EXERCISE — Reproduce the listing that follows word for word, without its pictures.

TASK INPUTS —

──────

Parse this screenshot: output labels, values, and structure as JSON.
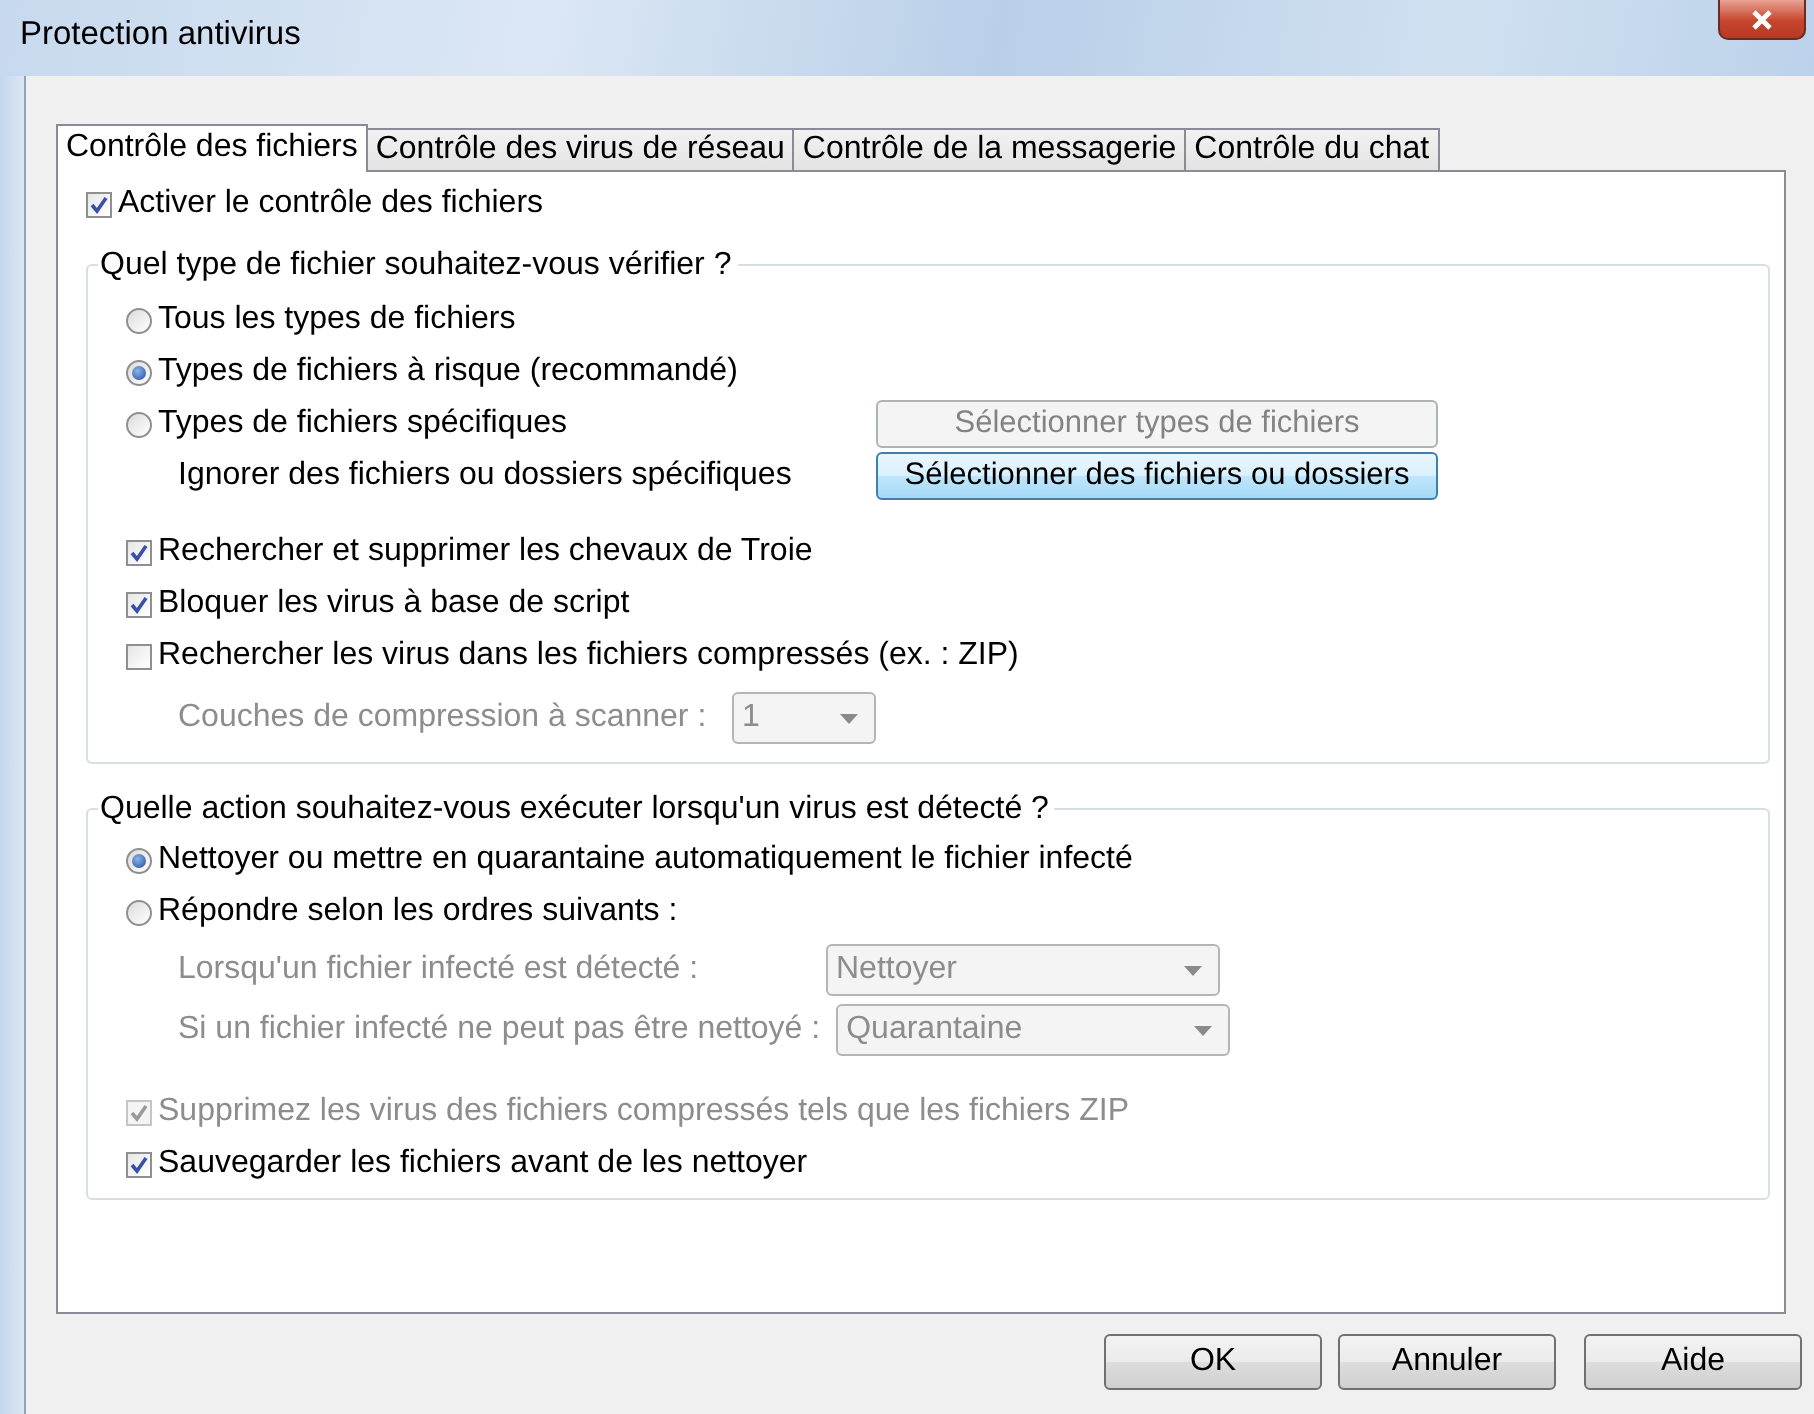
{
  "window": {
    "title": "Protection antivirus"
  },
  "tabs": [
    {
      "label": "Contrôle des fichiers",
      "selected": true
    },
    {
      "label": "Contrôle des virus de réseau",
      "selected": false
    },
    {
      "label": "Contrôle de la messagerie",
      "selected": false
    },
    {
      "label": "Contrôle du chat",
      "selected": false
    }
  ],
  "enable": {
    "label": "Activer le contrôle des fichiers",
    "checked": true
  },
  "groups": [
    {
      "title": "Quel type de fichier souhaitez-vous vérifier ?",
      "items": [
        {
          "kind": "radio",
          "label": "Tous les types de fichiers",
          "selected": false
        },
        {
          "kind": "radio",
          "label": "Types de fichiers à risque (recommandé)",
          "selected": true
        },
        {
          "kind": "radio",
          "label": "Types de fichiers spécifiques",
          "selected": false,
          "button": {
            "label": "Sélectionner types de fichiers",
            "disabled": true,
            "highlighted": false
          }
        },
        {
          "kind": "text",
          "label": "Ignorer des fichiers ou dossiers spécifiques",
          "button": {
            "label": "Sélectionner des fichiers ou dossiers",
            "disabled": false,
            "highlighted": true
          }
        },
        {
          "kind": "checkbox",
          "label": "Rechercher et supprimer les chevaux de Troie",
          "checked": true,
          "disabled": false
        },
        {
          "kind": "checkbox",
          "label": "Bloquer les virus à base de script",
          "checked": true,
          "disabled": false
        },
        {
          "kind": "checkbox",
          "label": "Rechercher les virus dans les fichiers compressés (ex. : ZIP)",
          "checked": false,
          "disabled": false
        },
        {
          "kind": "dropdown",
          "label": "Couches de compression à scanner :",
          "value": "1",
          "disabled": true
        }
      ]
    },
    {
      "title": "Quelle action souhaitez-vous exécuter lorsqu'un virus est détecté ?",
      "items": [
        {
          "kind": "radio",
          "label": "Nettoyer ou mettre en quarantaine automatiquement le fichier infecté",
          "selected": true
        },
        {
          "kind": "radio",
          "label": "Répondre selon les ordres suivants :",
          "selected": false
        },
        {
          "kind": "dropdown",
          "label": "Lorsqu'un fichier infecté est détecté :",
          "value": "Nettoyer",
          "disabled": true
        },
        {
          "kind": "dropdown",
          "label": "Si un fichier infecté ne peut pas être nettoyé :",
          "value": "Quarantaine",
          "disabled": true
        },
        {
          "kind": "checkbox",
          "label": "Supprimez les virus des fichiers compressés tels que les fichiers ZIP",
          "checked": true,
          "disabled": true
        },
        {
          "kind": "checkbox",
          "label": "Sauvegarder les fichiers avant de les nettoyer",
          "checked": true,
          "disabled": false
        }
      ]
    }
  ],
  "buttons": [
    {
      "label": "OK"
    },
    {
      "label": "Annuler"
    },
    {
      "label": "Aide"
    }
  ]
}
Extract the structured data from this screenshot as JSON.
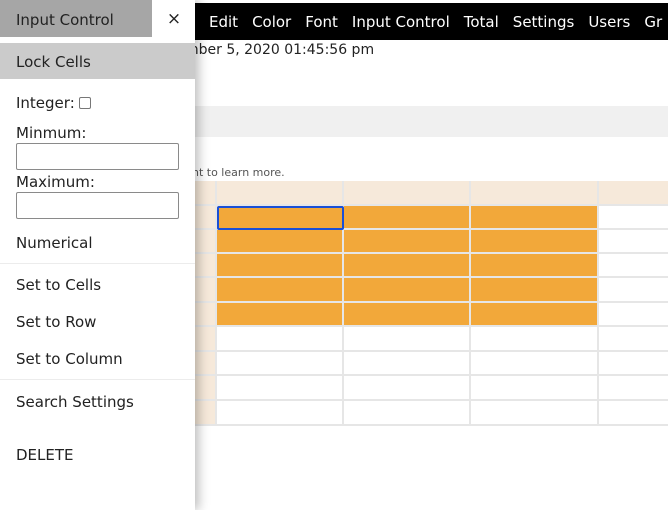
{
  "menu": [
    "Edit",
    "Color",
    "Font",
    "Input Control",
    "Total",
    "Settings",
    "Users",
    "Gr"
  ],
  "timestamp": "mber 5, 2020 01:45:56 pm",
  "hint": "ght to learn more.",
  "panel": {
    "title": "Input Control",
    "close": "×",
    "lock_cells": "Lock Cells",
    "integer_label": "Integer:",
    "integer_checked": false,
    "minimum_label": "Minmum:",
    "minimum_value": "",
    "maximum_label": "Maximum:",
    "maximum_value": "",
    "numerical": "Numerical",
    "set_cells": "Set to Cells",
    "set_row": "Set to Row",
    "set_column": "Set to Column",
    "search_settings": "Search Settings",
    "delete": "DELETE"
  },
  "colors": {
    "highlight": "#f2a83a",
    "header": "#f6e9da",
    "selection": "#1a4fd6"
  }
}
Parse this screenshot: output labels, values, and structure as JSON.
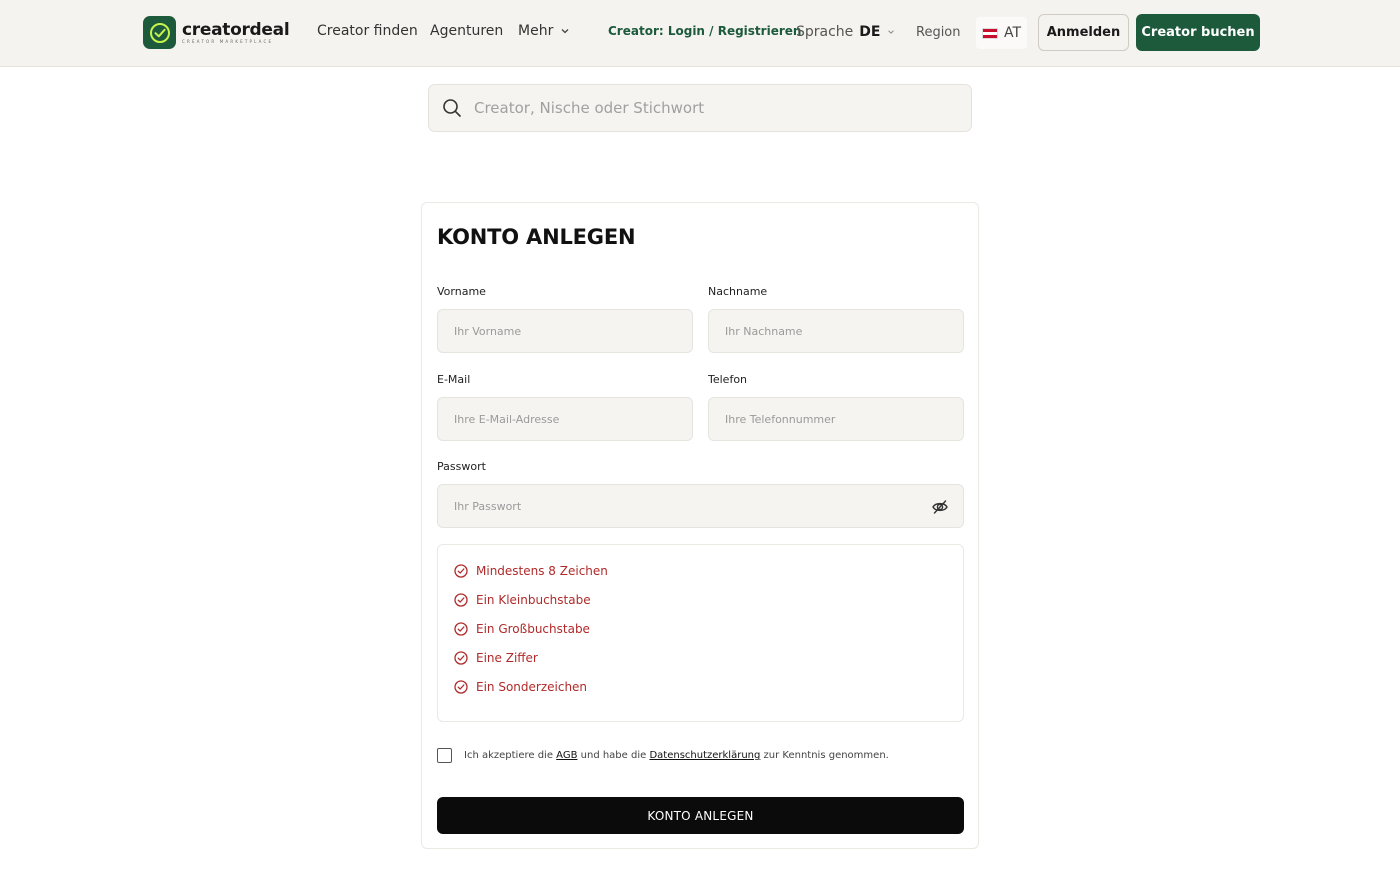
{
  "header": {
    "logo": {
      "name": "creatordeal",
      "tagline": "CREATOR MARKETPLACE",
      "icon": "check-circle-icon"
    },
    "nav": {
      "find_creator": "Creator finden",
      "agencies": "Agenturen",
      "more": "Mehr"
    },
    "creator_login": "Creator: Login / Registrieren",
    "language": {
      "label": "Sprache",
      "value": "DE"
    },
    "region": {
      "label": "Region",
      "value": "AT"
    },
    "login_button": "Anmelden",
    "book_button": "Creator buchen"
  },
  "search": {
    "placeholder": "Creator, Nische oder Stichwort"
  },
  "form": {
    "title": "KONTO ANLEGEN",
    "first_name": {
      "label": "Vorname",
      "placeholder": "Ihr Vorname"
    },
    "last_name": {
      "label": "Nachname",
      "placeholder": "Ihr Nachname"
    },
    "email": {
      "label": "E-Mail",
      "placeholder": "Ihre E-Mail-Adresse"
    },
    "phone": {
      "label": "Telefon",
      "placeholder": "Ihre Telefonnummer"
    },
    "password": {
      "label": "Passwort",
      "placeholder": "Ihr Passwort"
    },
    "requirements": [
      "Mindestens 8 Zeichen",
      "Ein Kleinbuchstabe",
      "Ein Großbuchstabe",
      "Eine Ziffer",
      "Ein Sonderzeichen"
    ],
    "terms": {
      "prefix": "Ich akzeptiere die",
      "agb": "AGB",
      "middle": "und habe die",
      "privacy": "Datenschutzerklärung",
      "suffix": "zur Kenntnis genommen."
    },
    "submit": "KONTO ANLEGEN"
  },
  "colors": {
    "brand": "#1d5a3c",
    "error": "#b02a2a",
    "submit": "#0b0b0b"
  }
}
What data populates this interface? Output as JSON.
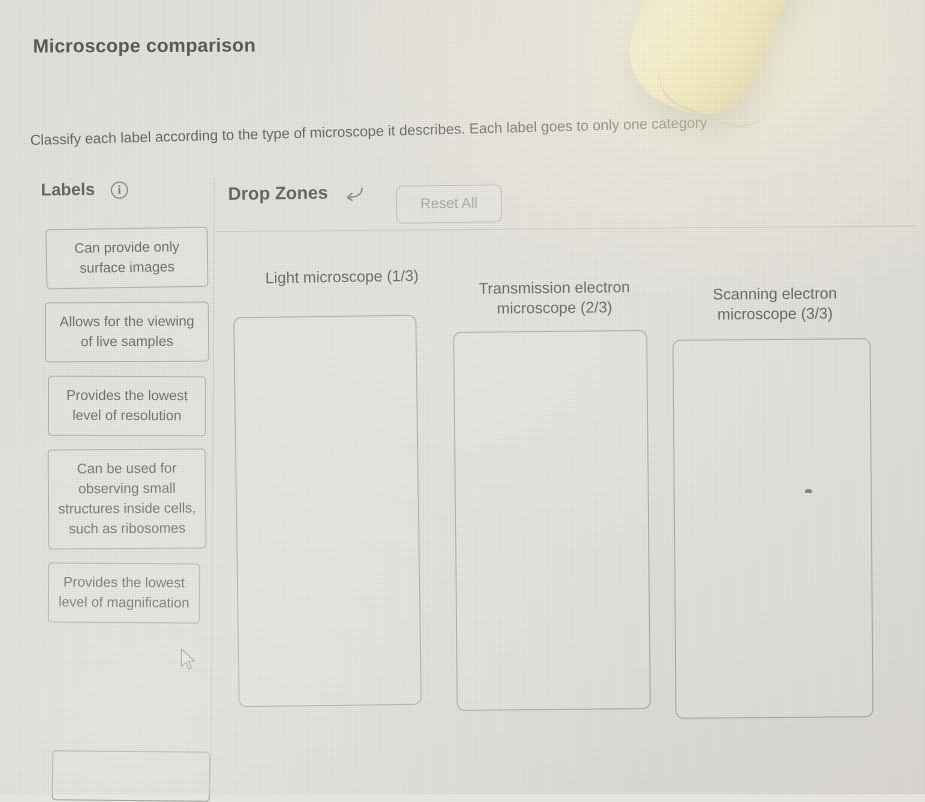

──────

EXERCISE SOLUTION —
Parse this screenshot: output labels, values, and structure as JSON.
{
  "window": {
    "title": "Protection antivirus"
  },
  "tabs": [
    {
      "label": "Contrôle des fichiers",
      "selected": true
    },
    {
      "label": "Contrôle des virus de réseau",
      "selected": false
    },
    {
      "label": "Contrôle de la messagerie",
      "selected": false
    },
    {
      "label": "Contrôle du chat",
      "selected": false
    }
  ],
  "enable": {
    "label": "Activer le contrôle des fichiers",
    "checked": true
  },
  "groups": [
    {
      "title": "Quel type de fichier souhaitez-vous vérifier ?",
      "items": [
        {
          "kind": "radio",
          "label": "Tous les types de fichiers",
          "selected": false
        },
        {
          "kind": "radio",
          "label": "Types de fichiers à risque (recommandé)",
          "selected": true
        },
        {
          "kind": "radio",
          "label": "Types de fichiers spécifiques",
          "selected": false,
          "button": {
            "label": "Sélectionner types de fichiers",
            "disabled": true,
            "highlighted": false
          }
        },
        {
          "kind": "text",
          "label": "Ignorer des fichiers ou dossiers spécifiques",
          "button": {
            "label": "Sélectionner des fichiers ou dossiers",
            "disabled": false,
            "highlighted": true
          }
        },
        {
          "kind": "checkbox",
          "label": "Rechercher et supprimer les chevaux de Troie",
          "checked": true,
          "disabled": false
        },
        {
          "kind": "checkbox",
          "label": "Bloquer les virus à base de script",
          "checked": true,
          "disabled": false
        },
        {
          "kind": "checkbox",
          "label": "Rechercher les virus dans les fichiers compressés (ex. : ZIP)",
          "checked": false,
          "disabled": false
        },
        {
          "kind": "dropdown",
          "label": "Couches de compression à scanner :",
          "value": "1",
          "disabled": true
        }
      ]
    },
    {
      "title": "Quelle action souhaitez-vous exécuter lorsqu'un virus est détecté ?",
      "items": [
        {
          "kind": "radio",
          "label": "Nettoyer ou mettre en quarantaine automatiquement le fichier infecté",
          "selected": true
        },
        {
          "kind": "radio",
          "label": "Répondre selon les ordres suivants :",
          "selected": false
        },
        {
          "kind": "dropdown",
          "label": "Lorsqu'un fichier infecté est détecté :",
          "value": "Nettoyer",
          "disabled": true
        },
        {
          "kind": "dropdown",
          "label": "Si un fichier infecté ne peut pas être nettoyé :",
          "value": "Quarantaine",
          "disabled": true
        },
        {
          "kind": "checkbox",
          "label": "Supprimez les virus des fichiers compressés tels que les fichiers ZIP",
          "checked": true,
          "disabled": true
        },
        {
          "kind": "checkbox",
          "label": "Sauvegarder les fichiers avant de les nettoyer",
          "checked": true,
          "disabled": false
        }
      ]
    }
  ],
  "buttons": [
    {
      "label": "OK"
    },
    {
      "label": "Annuler"
    },
    {
      "label": "Aide"
    }
  ]
}
Extract the structured data from this screenshot as JSON.
{
  "menu": [
    "Edit",
    "Color",
    "Font",
    "Input Control",
    "Total",
    "Settings",
    "Users",
    "Gr"
  ],
  "timestamp": "mber 5, 2020 01:45:56 pm",
  "hint": "ght to learn more.",
  "panel": {
    "title": "Input Control",
    "close": "×",
    "lock_cells": "Lock Cells",
    "integer_label": "Integer:",
    "integer_checked": false,
    "minimum_label": "Minmum:",
    "minimum_value": "",
    "maximum_label": "Maximum:",
    "maximum_value": "",
    "numerical": "Numerical",
    "set_cells": "Set to Cells",
    "set_row": "Set to Row",
    "set_column": "Set to Column",
    "search_settings": "Search Settings",
    "delete": "DELETE"
  },
  "colors": {
    "highlight": "#f2a83a",
    "header": "#f6e9da",
    "selection": "#1a4fd6"
  }
}
Parse this screenshot: output labels, values, and structure as JSON.
{
  "header": {
    "logo": {
      "name": "creatordeal",
      "tagline": "CREATOR MARKETPLACE",
      "icon": "check-circle-icon"
    },
    "nav": {
      "find_creator": "Creator finden",
      "agencies": "Agenturen",
      "more": "Mehr"
    },
    "creator_login": "Creator: Login / Registrieren",
    "language": {
      "label": "Sprache",
      "value": "DE"
    },
    "region": {
      "label": "Region",
      "value": "AT"
    },
    "login_button": "Anmelden",
    "book_button": "Creator buchen"
  },
  "search": {
    "placeholder": "Creator, Nische oder Stichwort"
  },
  "form": {
    "title": "KONTO ANLEGEN",
    "first_name": {
      "label": "Vorname",
      "placeholder": "Ihr Vorname"
    },
    "last_name": {
      "label": "Nachname",
      "placeholder": "Ihr Nachname"
    },
    "email": {
      "label": "E-Mail",
      "placeholder": "Ihre E-Mail-Adresse"
    },
    "phone": {
      "label": "Telefon",
      "placeholder": "Ihre Telefonnummer"
    },
    "password": {
      "label": "Passwort",
      "placeholder": "Ihr Passwort"
    },
    "requirements": [
      "Mindestens 8 Zeichen",
      "Ein Kleinbuchstabe",
      "Ein Großbuchstabe",
      "Eine Ziffer",
      "Ein Sonderzeichen"
    ],
    "terms": {
      "prefix": "Ich akzeptiere die",
      "agb": "AGB",
      "middle": "und habe die",
      "privacy": "Datenschutzerklärung",
      "suffix": "zur Kenntnis genommen."
    },
    "submit": "KONTO ANLEGEN"
  },
  "colors": {
    "brand": "#1d5a3c",
    "error": "#b02a2a",
    "submit": "#0b0b0b"
  }
}
What data populates this interface? Output as JSON.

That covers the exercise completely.